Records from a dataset

============================================================

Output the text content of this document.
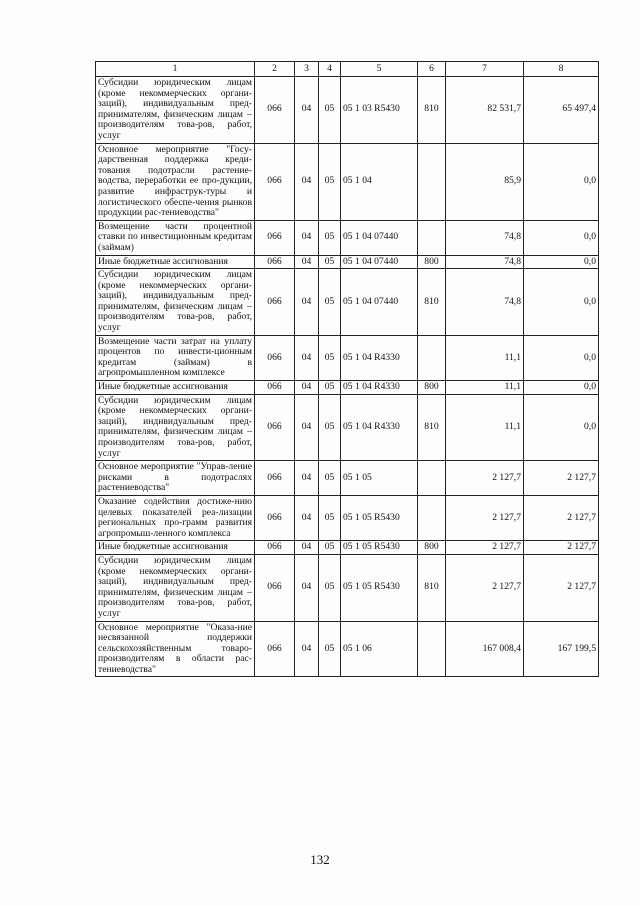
1	2	3	4	5	6	7	8
Субсидии юридическим лицам (кроме некоммерческих органи-заций), индивидуальным пред-принимателям, физическим лицам – производителям това-ров, работ, услуг	066	04	05	05 1 03 R5430	810	82 531,7	65 497,4
Основное мероприятие "Госу-дарственная поддержка креди-тования подотрасли растение-водства, переработки ее про-дукции, развитие инфраструк-туры и логистического обеспе-чения рынков продукции рас-тениеводства"	066	04	05	05 1 04		85,9	0,0
Возмещение части процентной ставки по инвестиционным кредитам (займам)	066	04	05	05 1 04 07440		74,8	0,0
Иные бюджетные ассигнования	066	04	05	05 1 04 07440	800	74,8	0,0
Субсидии юридическим лицам (кроме некоммерческих органи-заций), индивидуальным пред-принимателям, физическим лицам – производителям това-ров, работ, услуг	066	04	05	05 1 04 07440	810	74,8	0,0
Возмещение части затрат на уплату процентов по инвести-ционным кредитам (займам) в агропромышленном комплексе	066	04	05	05 1 04 R4330		11,1	0,0
Иные бюджетные ассигнования	066	04	05	05 1 04 R4330	800	11,1	0,0
Субсидии юридическим лицам (кроме некоммерческих органи-заций), индивидуальным пред-принимателям, физическим лицам – производителям това-ров, работ, услуг	066	04	05	05 1 04 R4330	810	11,1	0,0
Основное мероприятие "Управ-ление рисками в подотраслях растениеводства"	066	04	05	05 1 05		2 127,7	2 127,7
Оказание содействия достиже-нию целевых показателей реа-лизации региональных про-грамм развития агропромыш-ленного комплекса	066	04	05	05 1 05 R5430		2 127,7	2 127,7
Иные бюджетные ассигнования	066	04	05	05 1 05 R5430	800	2 127,7	2 127,7
Субсидии юридическим лицам (кроме некоммерческих органи-заций), индивидуальным пред-принимателям, физическим лицам – производителям това-ров, работ, услуг	066	04	05	05 1 05 R5430	810	2 127,7	2 127,7
Основное мероприятие "Оказа-ние несвязанной поддержки сельскохозяйственным товаро-производителям в области рас-тениеводства"	066	04	05	05 1 06		167 008,4	167 199,5
132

============================================================

Direction
Take each line of the material that contains the word "Основное" and list it.

Worked solution
Основное мероприятие "Госу-дарственная поддержка креди-тования подотрасли растение-водства, переработки ее про-дукции, развитие инфраструк-туры и логистического обеспе-чения рынков продукции рас-тениеводства"	066	04	05	05 1 04		85,9	0,0
Основное мероприятие "Управ-ление рисками в подотраслях растениеводства"	066	04	05	05 1 05		2 127,7	2 127,7
Основное мероприятие "Оказа-ние несвязанной поддержки сельскохозяйственным товаро-производителям в области рас-тениеводства"	066	04	05	05 1 06		167 008,4	167 199,5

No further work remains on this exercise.